### RECORDED INFORMATION
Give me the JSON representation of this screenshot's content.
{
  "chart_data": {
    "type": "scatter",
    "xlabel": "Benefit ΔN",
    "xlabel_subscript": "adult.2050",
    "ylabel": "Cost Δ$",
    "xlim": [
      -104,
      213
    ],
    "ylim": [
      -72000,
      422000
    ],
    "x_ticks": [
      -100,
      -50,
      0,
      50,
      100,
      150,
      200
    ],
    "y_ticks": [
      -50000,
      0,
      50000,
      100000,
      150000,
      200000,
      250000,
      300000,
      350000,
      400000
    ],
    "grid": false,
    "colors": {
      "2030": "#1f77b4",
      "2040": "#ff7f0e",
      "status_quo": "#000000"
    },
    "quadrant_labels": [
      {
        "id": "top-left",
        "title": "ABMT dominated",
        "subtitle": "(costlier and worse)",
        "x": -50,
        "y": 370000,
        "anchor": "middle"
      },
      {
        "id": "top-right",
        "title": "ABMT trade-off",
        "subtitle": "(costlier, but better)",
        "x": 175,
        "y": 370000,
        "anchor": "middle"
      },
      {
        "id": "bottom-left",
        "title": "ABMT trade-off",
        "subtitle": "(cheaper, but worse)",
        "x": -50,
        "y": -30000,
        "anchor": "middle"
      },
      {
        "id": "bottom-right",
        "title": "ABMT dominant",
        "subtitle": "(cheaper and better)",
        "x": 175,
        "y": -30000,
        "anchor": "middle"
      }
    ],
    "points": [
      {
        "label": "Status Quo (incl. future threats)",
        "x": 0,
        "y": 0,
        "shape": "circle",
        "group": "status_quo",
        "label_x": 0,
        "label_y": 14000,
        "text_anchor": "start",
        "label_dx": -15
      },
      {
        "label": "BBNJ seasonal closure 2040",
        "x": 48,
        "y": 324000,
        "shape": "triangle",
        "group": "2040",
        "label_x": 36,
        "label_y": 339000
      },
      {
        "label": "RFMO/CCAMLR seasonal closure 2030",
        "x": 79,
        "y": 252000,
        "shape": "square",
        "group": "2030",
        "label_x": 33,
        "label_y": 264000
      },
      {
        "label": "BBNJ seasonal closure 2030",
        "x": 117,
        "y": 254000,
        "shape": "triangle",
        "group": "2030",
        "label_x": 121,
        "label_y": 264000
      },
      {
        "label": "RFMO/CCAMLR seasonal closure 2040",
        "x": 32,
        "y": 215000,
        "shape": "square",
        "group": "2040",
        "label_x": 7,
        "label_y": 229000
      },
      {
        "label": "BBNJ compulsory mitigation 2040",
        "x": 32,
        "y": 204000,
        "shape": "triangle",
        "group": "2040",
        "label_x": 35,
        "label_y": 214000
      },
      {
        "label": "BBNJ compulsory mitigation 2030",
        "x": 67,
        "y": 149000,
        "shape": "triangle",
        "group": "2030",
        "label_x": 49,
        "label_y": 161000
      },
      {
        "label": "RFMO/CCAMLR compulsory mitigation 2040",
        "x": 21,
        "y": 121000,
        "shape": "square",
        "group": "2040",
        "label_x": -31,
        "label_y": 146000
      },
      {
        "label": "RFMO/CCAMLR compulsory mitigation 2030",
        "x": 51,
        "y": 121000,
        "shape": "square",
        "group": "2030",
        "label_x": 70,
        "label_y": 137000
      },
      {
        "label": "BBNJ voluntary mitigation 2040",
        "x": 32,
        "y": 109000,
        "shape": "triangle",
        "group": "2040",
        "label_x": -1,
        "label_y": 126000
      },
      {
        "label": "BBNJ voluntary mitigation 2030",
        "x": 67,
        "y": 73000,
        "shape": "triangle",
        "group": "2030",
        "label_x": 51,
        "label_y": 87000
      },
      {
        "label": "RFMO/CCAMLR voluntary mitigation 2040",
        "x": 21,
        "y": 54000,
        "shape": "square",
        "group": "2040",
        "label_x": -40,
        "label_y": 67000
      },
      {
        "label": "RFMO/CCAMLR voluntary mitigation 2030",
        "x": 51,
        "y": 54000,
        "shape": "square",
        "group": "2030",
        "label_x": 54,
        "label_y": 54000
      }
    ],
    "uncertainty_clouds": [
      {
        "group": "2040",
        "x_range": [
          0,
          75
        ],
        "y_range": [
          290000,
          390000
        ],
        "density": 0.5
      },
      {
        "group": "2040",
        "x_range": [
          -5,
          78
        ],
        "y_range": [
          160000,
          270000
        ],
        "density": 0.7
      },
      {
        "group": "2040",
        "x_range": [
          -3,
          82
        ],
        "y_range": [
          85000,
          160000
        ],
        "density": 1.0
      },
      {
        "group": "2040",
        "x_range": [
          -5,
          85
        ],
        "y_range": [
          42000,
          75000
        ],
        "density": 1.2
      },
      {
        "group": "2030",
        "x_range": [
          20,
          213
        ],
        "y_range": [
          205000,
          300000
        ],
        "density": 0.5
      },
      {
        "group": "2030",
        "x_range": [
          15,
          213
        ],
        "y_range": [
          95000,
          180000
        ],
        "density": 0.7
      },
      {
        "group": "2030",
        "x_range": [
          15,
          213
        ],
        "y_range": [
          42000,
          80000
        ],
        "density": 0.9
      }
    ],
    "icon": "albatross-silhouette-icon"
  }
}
######
# PROBLEM REQUIREMENTS:
All entries shown above should be printed again exactly.

# ANSWER FOR THIS EXERCISE:
Give me the JSON representation of this screenshot's content.
{
  "chart_data": {
    "type": "scatter",
    "xlabel": "Benefit ΔN",
    "xlabel_subscript": "adult.2050",
    "ylabel": "Cost Δ$",
    "xlim": [
      -104,
      213
    ],
    "ylim": [
      -72000,
      422000
    ],
    "x_ticks": [
      -100,
      -50,
      0,
      50,
      100,
      150,
      200
    ],
    "y_ticks": [
      -50000,
      0,
      50000,
      100000,
      150000,
      200000,
      250000,
      300000,
      350000,
      400000
    ],
    "grid": false,
    "colors": {
      "2030": "#1f77b4",
      "2040": "#ff7f0e",
      "status_quo": "#000000"
    },
    "quadrant_labels": [
      {
        "id": "top-left",
        "title": "ABMT dominated",
        "subtitle": "(costlier and worse)",
        "x": -50,
        "y": 370000,
        "anchor": "middle"
      },
      {
        "id": "top-right",
        "title": "ABMT trade-off",
        "subtitle": "(costlier, but better)",
        "x": 175,
        "y": 370000,
        "anchor": "middle"
      },
      {
        "id": "bottom-left",
        "title": "ABMT trade-off",
        "subtitle": "(cheaper, but worse)",
        "x": -50,
        "y": -30000,
        "anchor": "middle"
      },
      {
        "id": "bottom-right",
        "title": "ABMT dominant",
        "subtitle": "(cheaper and better)",
        "x": 175,
        "y": -30000,
        "anchor": "middle"
      }
    ],
    "points": [
      {
        "label": "Status Quo (incl. future threats)",
        "x": 0,
        "y": 0,
        "shape": "circle",
        "group": "status_quo",
        "label_x": 0,
        "label_y": 14000,
        "text_anchor": "start",
        "label_dx": -15
      },
      {
        "label": "BBNJ seasonal closure 2040",
        "x": 48,
        "y": 324000,
        "shape": "triangle",
        "group": "2040",
        "label_x": 36,
        "label_y": 339000
      },
      {
        "label": "RFMO/CCAMLR seasonal closure 2030",
        "x": 79,
        "y": 252000,
        "shape": "square",
        "group": "2030",
        "label_x": 33,
        "label_y": 264000
      },
      {
        "label": "BBNJ seasonal closure 2030",
        "x": 117,
        "y": 254000,
        "shape": "triangle",
        "group": "2030",
        "label_x": 121,
        "label_y": 264000
      },
      {
        "label": "RFMO/CCAMLR seasonal closure 2040",
        "x": 32,
        "y": 215000,
        "shape": "square",
        "group": "2040",
        "label_x": 7,
        "label_y": 229000
      },
      {
        "label": "BBNJ compulsory mitigation 2040",
        "x": 32,
        "y": 204000,
        "shape": "triangle",
        "group": "2040",
        "label_x": 35,
        "label_y": 214000
      },
      {
        "label": "BBNJ compulsory mitigation 2030",
        "x": 67,
        "y": 149000,
        "shape": "triangle",
        "group": "2030",
        "label_x": 49,
        "label_y": 161000
      },
      {
        "label": "RFMO/CCAMLR compulsory mitigation 2040",
        "x": 21,
        "y": 121000,
        "shape": "square",
        "group": "2040",
        "label_x": -31,
        "label_y": 146000
      },
      {
        "label": "RFMO/CCAMLR compulsory mitigation 2030",
        "x": 51,
        "y": 121000,
        "shape": "square",
        "group": "2030",
        "label_x": 70,
        "label_y": 137000
      },
      {
        "label": "BBNJ voluntary mitigation 2040",
        "x": 32,
        "y": 109000,
        "shape": "triangle",
        "group": "2040",
        "label_x": -1,
        "label_y": 126000
      },
      {
        "label": "BBNJ voluntary mitigation 2030",
        "x": 67,
        "y": 73000,
        "shape": "triangle",
        "group": "2030",
        "label_x": 51,
        "label_y": 87000
      },
      {
        "label": "RFMO/CCAMLR voluntary mitigation 2040",
        "x": 21,
        "y": 54000,
        "shape": "square",
        "group": "2040",
        "label_x": -40,
        "label_y": 67000
      },
      {
        "label": "RFMO/CCAMLR voluntary mitigation 2030",
        "x": 51,
        "y": 54000,
        "shape": "square",
        "group": "2030",
        "label_x": 54,
        "label_y": 54000
      }
    ],
    "uncertainty_clouds": [
      {
        "group": "2040",
        "x_range": [
          0,
          75
        ],
        "y_range": [
          290000,
          390000
        ],
        "density": 0.5
      },
      {
        "group": "2040",
        "x_range": [
          -5,
          78
        ],
        "y_range": [
          160000,
          270000
        ],
        "density": 0.7
      },
      {
        "group": "2040",
        "x_range": [
          -3,
          82
        ],
        "y_range": [
          85000,
          160000
        ],
        "density": 1.0
      },
      {
        "group": "2040",
        "x_range": [
          -5,
          85
        ],
        "y_range": [
          42000,
          75000
        ],
        "density": 1.2
      },
      {
        "group": "2030",
        "x_range": [
          20,
          213
        ],
        "y_range": [
          205000,
          300000
        ],
        "density": 0.5
      },
      {
        "group": "2030",
        "x_range": [
          15,
          213
        ],
        "y_range": [
          95000,
          180000
        ],
        "density": 0.7
      },
      {
        "group": "2030",
        "x_range": [
          15,
          213
        ],
        "y_range": [
          42000,
          80000
        ],
        "density": 0.9
      }
    ],
    "icon": "albatross-silhouette-icon"
  }
}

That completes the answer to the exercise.